(Stored entries)
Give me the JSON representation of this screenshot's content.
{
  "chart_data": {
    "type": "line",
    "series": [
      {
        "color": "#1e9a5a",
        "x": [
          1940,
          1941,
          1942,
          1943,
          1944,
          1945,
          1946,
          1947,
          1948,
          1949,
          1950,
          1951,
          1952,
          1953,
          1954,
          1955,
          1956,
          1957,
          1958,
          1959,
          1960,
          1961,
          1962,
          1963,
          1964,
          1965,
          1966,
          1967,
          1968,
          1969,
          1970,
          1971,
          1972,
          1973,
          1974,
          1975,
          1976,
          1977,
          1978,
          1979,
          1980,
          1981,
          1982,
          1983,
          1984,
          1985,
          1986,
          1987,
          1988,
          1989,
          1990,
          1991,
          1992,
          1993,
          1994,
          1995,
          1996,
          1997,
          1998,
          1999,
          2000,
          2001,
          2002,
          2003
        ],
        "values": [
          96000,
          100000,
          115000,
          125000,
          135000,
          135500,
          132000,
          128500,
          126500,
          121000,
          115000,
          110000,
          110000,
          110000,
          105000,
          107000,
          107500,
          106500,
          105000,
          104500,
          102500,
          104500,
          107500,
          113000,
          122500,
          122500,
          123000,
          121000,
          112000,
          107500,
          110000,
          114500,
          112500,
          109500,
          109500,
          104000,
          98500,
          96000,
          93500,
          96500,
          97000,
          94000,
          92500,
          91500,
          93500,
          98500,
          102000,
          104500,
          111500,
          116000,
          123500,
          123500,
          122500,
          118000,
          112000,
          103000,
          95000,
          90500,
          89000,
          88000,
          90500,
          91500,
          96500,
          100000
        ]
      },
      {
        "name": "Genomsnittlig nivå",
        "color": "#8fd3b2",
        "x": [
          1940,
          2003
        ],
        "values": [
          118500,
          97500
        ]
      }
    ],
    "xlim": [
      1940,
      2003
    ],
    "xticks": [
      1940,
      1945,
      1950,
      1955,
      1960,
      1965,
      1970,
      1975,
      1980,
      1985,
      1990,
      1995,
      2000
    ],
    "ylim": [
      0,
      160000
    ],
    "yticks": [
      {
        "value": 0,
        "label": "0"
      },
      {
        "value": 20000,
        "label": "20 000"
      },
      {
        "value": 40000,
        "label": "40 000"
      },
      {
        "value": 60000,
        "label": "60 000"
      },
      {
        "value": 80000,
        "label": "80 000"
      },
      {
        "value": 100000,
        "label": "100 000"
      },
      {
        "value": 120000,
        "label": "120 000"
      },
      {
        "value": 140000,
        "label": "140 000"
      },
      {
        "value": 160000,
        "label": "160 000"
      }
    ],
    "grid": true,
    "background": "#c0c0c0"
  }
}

> _Problem statement_:
Every entry above must be returned word for word.

> _Response to this task_:
Give me the JSON representation of this screenshot's content.
{
  "chart_data": {
    "type": "line",
    "series": [
      {
        "color": "#1e9a5a",
        "x": [
          1940,
          1941,
          1942,
          1943,
          1944,
          1945,
          1946,
          1947,
          1948,
          1949,
          1950,
          1951,
          1952,
          1953,
          1954,
          1955,
          1956,
          1957,
          1958,
          1959,
          1960,
          1961,
          1962,
          1963,
          1964,
          1965,
          1966,
          1967,
          1968,
          1969,
          1970,
          1971,
          1972,
          1973,
          1974,
          1975,
          1976,
          1977,
          1978,
          1979,
          1980,
          1981,
          1982,
          1983,
          1984,
          1985,
          1986,
          1987,
          1988,
          1989,
          1990,
          1991,
          1992,
          1993,
          1994,
          1995,
          1996,
          1997,
          1998,
          1999,
          2000,
          2001,
          2002,
          2003
        ],
        "values": [
          96000,
          100000,
          115000,
          125000,
          135000,
          135500,
          132000,
          128500,
          126500,
          121000,
          115000,
          110000,
          110000,
          110000,
          105000,
          107000,
          107500,
          106500,
          105000,
          104500,
          102500,
          104500,
          107500,
          113000,
          122500,
          122500,
          123000,
          121000,
          112000,
          107500,
          110000,
          114500,
          112500,
          109500,
          109500,
          104000,
          98500,
          96000,
          93500,
          96500,
          97000,
          94000,
          92500,
          91500,
          93500,
          98500,
          102000,
          104500,
          111500,
          116000,
          123500,
          123500,
          122500,
          118000,
          112000,
          103000,
          95000,
          90500,
          89000,
          88000,
          90500,
          91500,
          96500,
          100000
        ]
      },
      {
        "name": "Genomsnittlig nivå",
        "color": "#8fd3b2",
        "x": [
          1940,
          2003
        ],
        "values": [
          118500,
          97500
        ]
      }
    ],
    "xlim": [
      1940,
      2003
    ],
    "xticks": [
      1940,
      1945,
      1950,
      1955,
      1960,
      1965,
      1970,
      1975,
      1980,
      1985,
      1990,
      1995,
      2000
    ],
    "ylim": [
      0,
      160000
    ],
    "yticks": [
      {
        "value": 0,
        "label": "0"
      },
      {
        "value": 20000,
        "label": "20 000"
      },
      {
        "value": 40000,
        "label": "40 000"
      },
      {
        "value": 60000,
        "label": "60 000"
      },
      {
        "value": 80000,
        "label": "80 000"
      },
      {
        "value": 100000,
        "label": "100 000"
      },
      {
        "value": 120000,
        "label": "120 000"
      },
      {
        "value": 140000,
        "label": "140 000"
      },
      {
        "value": 160000,
        "label": "160 000"
      }
    ],
    "grid": true,
    "background": "#c0c0c0"
  }
}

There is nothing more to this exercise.